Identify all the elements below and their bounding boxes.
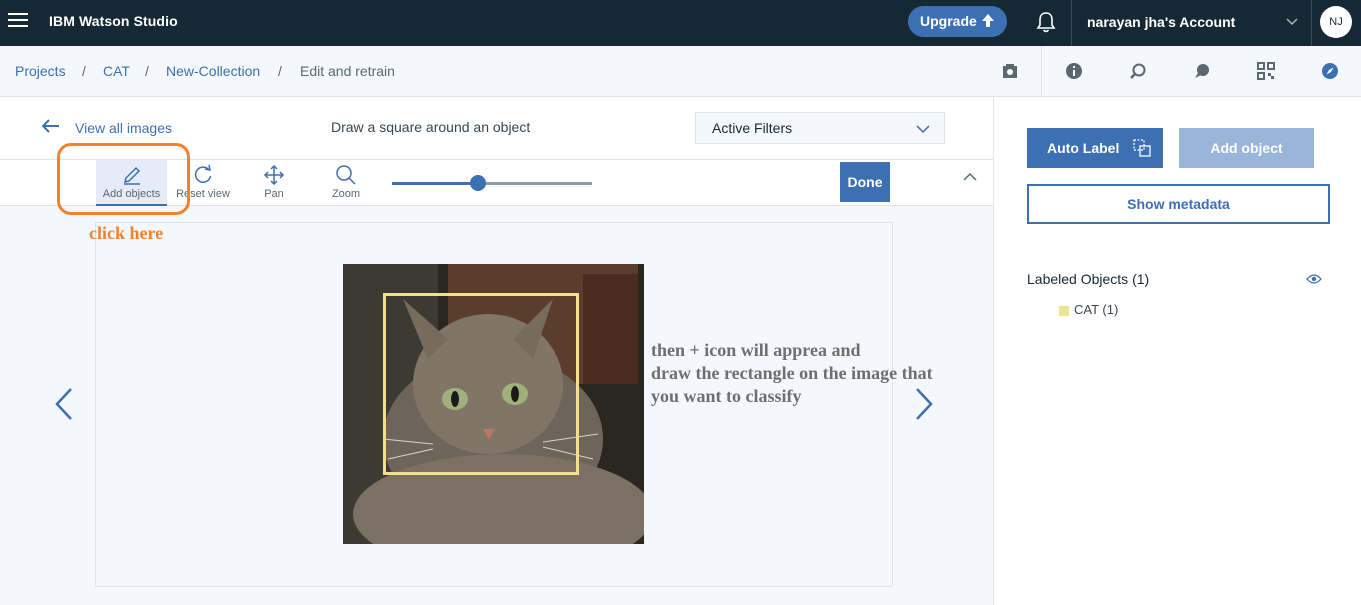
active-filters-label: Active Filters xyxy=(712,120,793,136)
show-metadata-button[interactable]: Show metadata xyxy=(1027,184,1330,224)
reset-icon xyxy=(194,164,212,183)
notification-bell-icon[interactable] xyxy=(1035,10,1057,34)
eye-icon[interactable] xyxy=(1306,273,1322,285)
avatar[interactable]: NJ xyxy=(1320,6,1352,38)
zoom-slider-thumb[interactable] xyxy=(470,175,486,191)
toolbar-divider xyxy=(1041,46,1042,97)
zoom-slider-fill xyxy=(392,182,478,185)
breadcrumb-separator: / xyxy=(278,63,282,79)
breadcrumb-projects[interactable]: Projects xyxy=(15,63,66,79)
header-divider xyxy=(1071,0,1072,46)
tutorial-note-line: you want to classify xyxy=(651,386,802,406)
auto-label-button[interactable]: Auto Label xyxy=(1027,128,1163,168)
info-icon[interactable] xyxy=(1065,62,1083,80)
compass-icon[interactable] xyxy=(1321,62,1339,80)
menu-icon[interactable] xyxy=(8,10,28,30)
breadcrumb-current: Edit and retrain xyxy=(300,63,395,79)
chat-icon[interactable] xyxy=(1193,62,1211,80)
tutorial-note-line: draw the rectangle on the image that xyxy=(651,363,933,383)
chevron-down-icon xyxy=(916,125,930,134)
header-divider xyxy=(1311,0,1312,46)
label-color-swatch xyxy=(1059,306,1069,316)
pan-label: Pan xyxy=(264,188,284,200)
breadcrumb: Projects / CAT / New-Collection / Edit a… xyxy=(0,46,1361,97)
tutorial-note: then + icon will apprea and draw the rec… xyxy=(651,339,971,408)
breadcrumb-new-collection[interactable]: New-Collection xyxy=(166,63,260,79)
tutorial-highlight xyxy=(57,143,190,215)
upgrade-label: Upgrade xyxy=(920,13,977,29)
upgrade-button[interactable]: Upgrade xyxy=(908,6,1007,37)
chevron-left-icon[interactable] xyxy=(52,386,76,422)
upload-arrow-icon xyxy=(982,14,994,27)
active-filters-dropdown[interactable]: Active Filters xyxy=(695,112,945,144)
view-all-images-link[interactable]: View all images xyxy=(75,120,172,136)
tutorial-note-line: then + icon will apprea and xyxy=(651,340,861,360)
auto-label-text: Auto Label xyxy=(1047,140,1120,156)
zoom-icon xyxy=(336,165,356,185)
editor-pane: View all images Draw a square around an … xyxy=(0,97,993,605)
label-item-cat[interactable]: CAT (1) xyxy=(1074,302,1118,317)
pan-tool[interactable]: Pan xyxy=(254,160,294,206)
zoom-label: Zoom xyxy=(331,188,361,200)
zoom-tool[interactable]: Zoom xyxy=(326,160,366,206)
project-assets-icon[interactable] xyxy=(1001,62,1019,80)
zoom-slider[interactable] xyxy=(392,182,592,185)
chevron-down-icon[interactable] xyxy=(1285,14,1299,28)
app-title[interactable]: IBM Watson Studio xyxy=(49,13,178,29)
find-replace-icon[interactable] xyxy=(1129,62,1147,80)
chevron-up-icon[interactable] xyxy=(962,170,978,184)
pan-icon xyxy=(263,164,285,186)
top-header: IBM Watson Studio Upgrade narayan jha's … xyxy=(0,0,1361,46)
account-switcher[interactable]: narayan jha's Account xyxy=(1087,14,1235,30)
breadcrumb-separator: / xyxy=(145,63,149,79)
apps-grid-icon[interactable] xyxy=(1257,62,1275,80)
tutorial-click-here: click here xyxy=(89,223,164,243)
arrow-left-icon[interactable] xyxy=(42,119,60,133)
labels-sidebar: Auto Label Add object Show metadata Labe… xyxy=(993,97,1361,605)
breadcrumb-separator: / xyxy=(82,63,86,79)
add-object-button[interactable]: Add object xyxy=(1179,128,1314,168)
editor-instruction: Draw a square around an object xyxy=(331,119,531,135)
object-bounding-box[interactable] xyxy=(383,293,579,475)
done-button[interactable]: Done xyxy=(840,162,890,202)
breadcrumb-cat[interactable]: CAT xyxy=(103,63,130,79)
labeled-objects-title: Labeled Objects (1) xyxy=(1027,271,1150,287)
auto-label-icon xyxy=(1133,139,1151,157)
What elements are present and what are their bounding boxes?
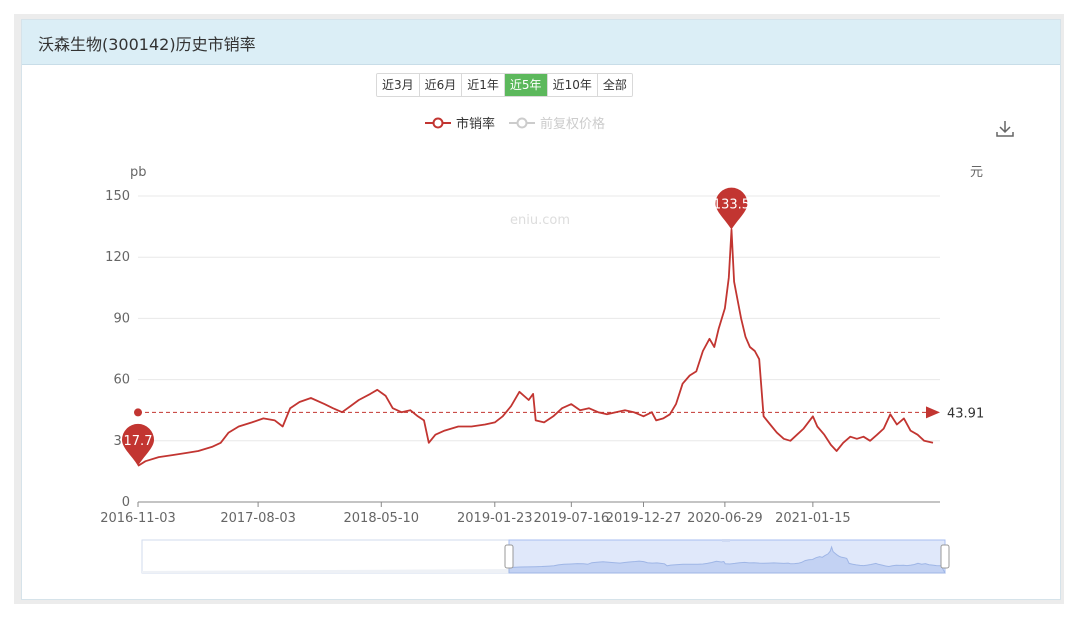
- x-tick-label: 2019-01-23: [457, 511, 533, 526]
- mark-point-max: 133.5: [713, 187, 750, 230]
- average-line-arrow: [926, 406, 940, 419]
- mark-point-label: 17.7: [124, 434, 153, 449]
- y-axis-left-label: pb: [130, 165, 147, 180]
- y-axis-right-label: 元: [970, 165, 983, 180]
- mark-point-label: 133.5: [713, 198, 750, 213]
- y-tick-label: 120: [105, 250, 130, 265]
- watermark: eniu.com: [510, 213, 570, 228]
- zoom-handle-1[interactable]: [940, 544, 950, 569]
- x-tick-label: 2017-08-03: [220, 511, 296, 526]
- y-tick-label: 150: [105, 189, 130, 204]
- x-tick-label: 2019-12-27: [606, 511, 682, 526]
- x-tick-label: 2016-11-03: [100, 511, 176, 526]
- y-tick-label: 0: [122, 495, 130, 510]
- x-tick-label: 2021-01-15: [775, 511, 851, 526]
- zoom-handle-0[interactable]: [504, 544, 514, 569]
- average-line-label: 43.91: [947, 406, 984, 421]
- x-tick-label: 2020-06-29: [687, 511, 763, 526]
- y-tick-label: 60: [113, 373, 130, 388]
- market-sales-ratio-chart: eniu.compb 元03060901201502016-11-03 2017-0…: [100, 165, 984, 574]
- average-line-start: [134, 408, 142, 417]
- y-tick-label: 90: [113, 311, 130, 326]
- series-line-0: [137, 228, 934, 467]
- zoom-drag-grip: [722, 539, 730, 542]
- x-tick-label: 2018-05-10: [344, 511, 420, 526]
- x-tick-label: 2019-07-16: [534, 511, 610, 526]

• • •

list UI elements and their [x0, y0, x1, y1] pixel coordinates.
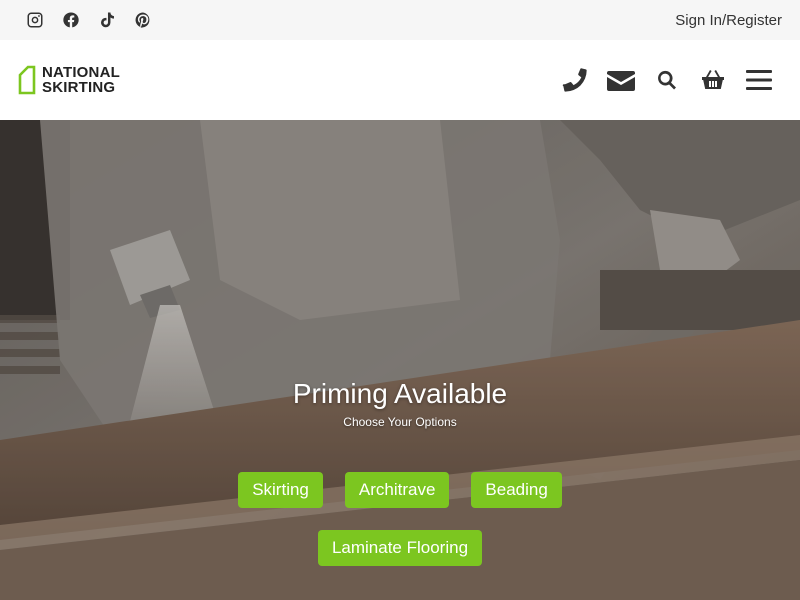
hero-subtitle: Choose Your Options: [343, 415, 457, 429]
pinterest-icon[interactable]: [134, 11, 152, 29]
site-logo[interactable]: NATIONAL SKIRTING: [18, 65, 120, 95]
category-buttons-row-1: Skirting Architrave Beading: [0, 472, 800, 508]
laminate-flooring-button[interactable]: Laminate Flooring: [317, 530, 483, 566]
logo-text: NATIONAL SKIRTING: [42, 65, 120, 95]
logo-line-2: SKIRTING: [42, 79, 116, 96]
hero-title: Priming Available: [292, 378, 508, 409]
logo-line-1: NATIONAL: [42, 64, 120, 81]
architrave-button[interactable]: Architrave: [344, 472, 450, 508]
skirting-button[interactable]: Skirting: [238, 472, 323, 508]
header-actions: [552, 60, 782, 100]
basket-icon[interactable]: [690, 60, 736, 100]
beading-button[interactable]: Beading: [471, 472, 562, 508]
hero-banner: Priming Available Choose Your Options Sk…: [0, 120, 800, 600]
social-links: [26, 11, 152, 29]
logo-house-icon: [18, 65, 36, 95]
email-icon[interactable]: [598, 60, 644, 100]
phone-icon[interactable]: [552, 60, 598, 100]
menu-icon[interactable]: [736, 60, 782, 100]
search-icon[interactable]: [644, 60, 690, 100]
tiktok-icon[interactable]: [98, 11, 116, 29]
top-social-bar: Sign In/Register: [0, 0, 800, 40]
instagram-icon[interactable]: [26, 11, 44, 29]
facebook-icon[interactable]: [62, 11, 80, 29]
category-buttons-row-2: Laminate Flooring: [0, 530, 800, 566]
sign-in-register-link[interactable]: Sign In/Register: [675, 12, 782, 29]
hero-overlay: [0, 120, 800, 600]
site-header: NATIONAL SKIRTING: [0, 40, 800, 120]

• • •

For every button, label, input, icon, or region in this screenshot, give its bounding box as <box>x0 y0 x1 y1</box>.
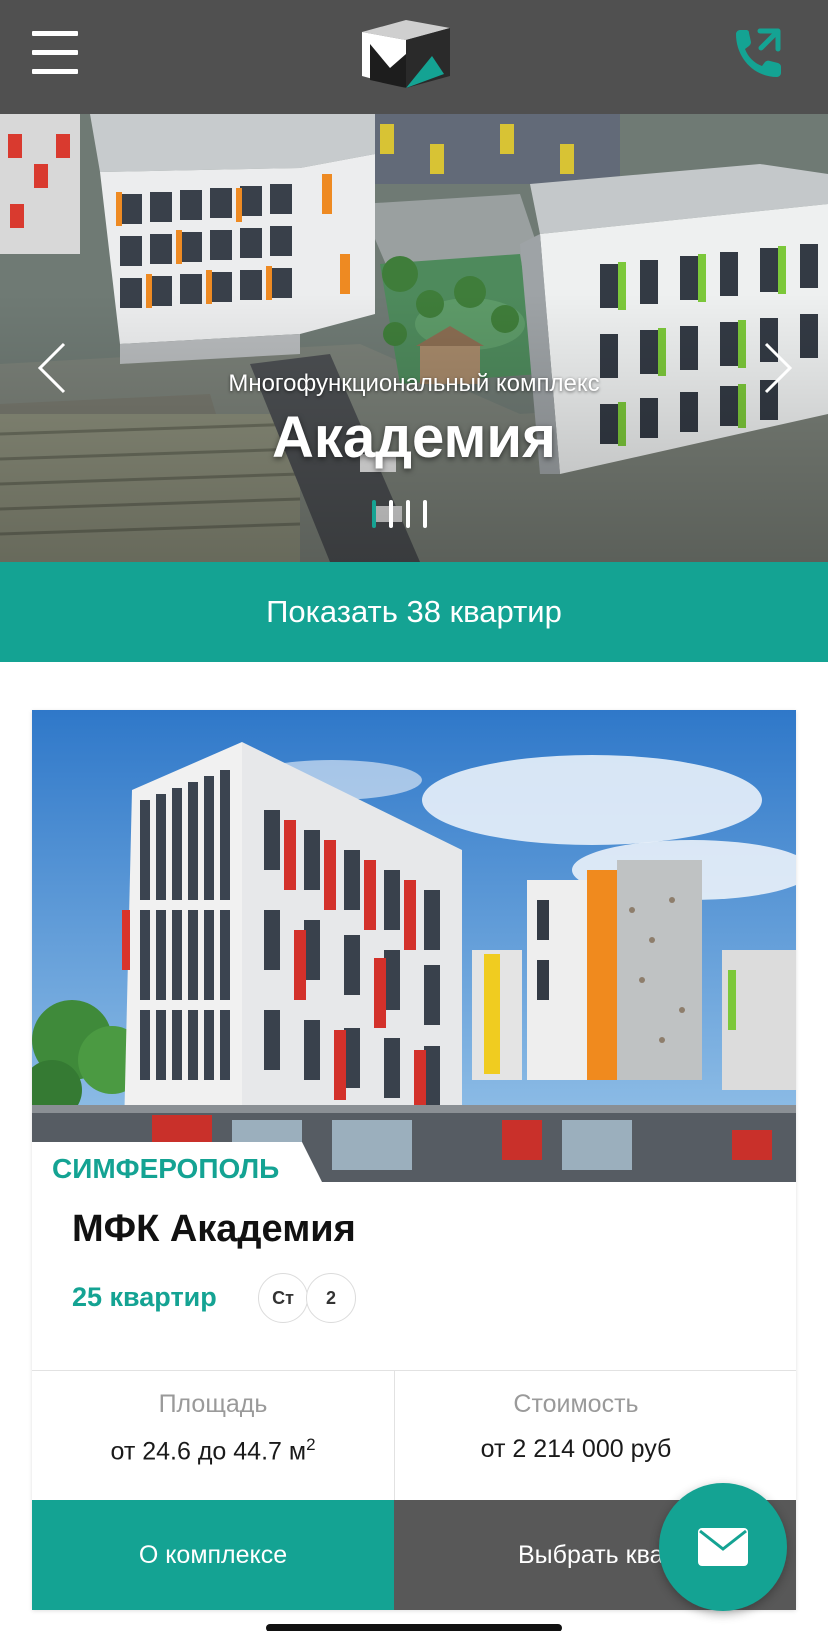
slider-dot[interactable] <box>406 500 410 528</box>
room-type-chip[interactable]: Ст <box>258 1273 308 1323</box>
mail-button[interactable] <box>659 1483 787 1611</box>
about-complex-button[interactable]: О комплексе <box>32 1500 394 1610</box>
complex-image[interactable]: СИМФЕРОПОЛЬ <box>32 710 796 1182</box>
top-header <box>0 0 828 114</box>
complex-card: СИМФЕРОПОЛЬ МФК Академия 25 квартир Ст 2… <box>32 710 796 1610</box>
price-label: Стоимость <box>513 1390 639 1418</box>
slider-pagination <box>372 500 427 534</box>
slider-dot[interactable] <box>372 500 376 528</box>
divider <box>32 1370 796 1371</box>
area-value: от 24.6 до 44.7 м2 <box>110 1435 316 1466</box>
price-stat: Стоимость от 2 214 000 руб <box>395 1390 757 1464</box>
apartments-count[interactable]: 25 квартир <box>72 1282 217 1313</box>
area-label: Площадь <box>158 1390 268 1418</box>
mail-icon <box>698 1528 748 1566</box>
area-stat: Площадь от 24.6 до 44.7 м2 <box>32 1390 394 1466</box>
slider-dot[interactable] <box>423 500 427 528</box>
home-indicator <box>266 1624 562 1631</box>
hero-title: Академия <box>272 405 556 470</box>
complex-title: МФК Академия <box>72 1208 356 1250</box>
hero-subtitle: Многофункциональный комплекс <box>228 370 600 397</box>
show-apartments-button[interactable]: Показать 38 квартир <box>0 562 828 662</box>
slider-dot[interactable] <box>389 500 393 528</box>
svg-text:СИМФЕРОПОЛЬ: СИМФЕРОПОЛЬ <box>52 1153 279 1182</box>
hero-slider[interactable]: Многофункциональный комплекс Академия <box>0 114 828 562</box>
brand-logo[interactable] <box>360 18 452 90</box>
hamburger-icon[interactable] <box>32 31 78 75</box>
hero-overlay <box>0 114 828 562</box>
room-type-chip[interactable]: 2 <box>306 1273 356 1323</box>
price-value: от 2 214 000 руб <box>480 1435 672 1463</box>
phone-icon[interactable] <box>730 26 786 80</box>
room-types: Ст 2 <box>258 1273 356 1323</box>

• • •

GIVEN INSTRUCTION: Can you turn the part of the records that opens with the line containing "- x-tick-label: 2019-01-23: [457, 511, 533, 526]" and closes with the line containing "- y-tick-label: 120: [105, 250, 130, 265]" into a JSON list of strings, with one string per line, both end lines included and blank lines left out?

SOLUTION TO THE EXERCISE:
[
  "- x-tick-label: 2019-01-23: [457, 511, 533, 526]",
  "- mark-point-max: 133.5: [713, 187, 750, 230]",
  "- average-line-arrow: [926, 406, 940, 419]",
  "- mark-point-label: 17.7: [124, 434, 153, 449]",
  "- y-axis-left-label: pb: [130, 165, 147, 180]",
  "- y-axis-right-label: 元: [970, 165, 983, 180]",
  "- mark-point-label: 133.5: [713, 198, 750, 213]",
  "- y-tick-label: 120: [105, 250, 130, 265]"
]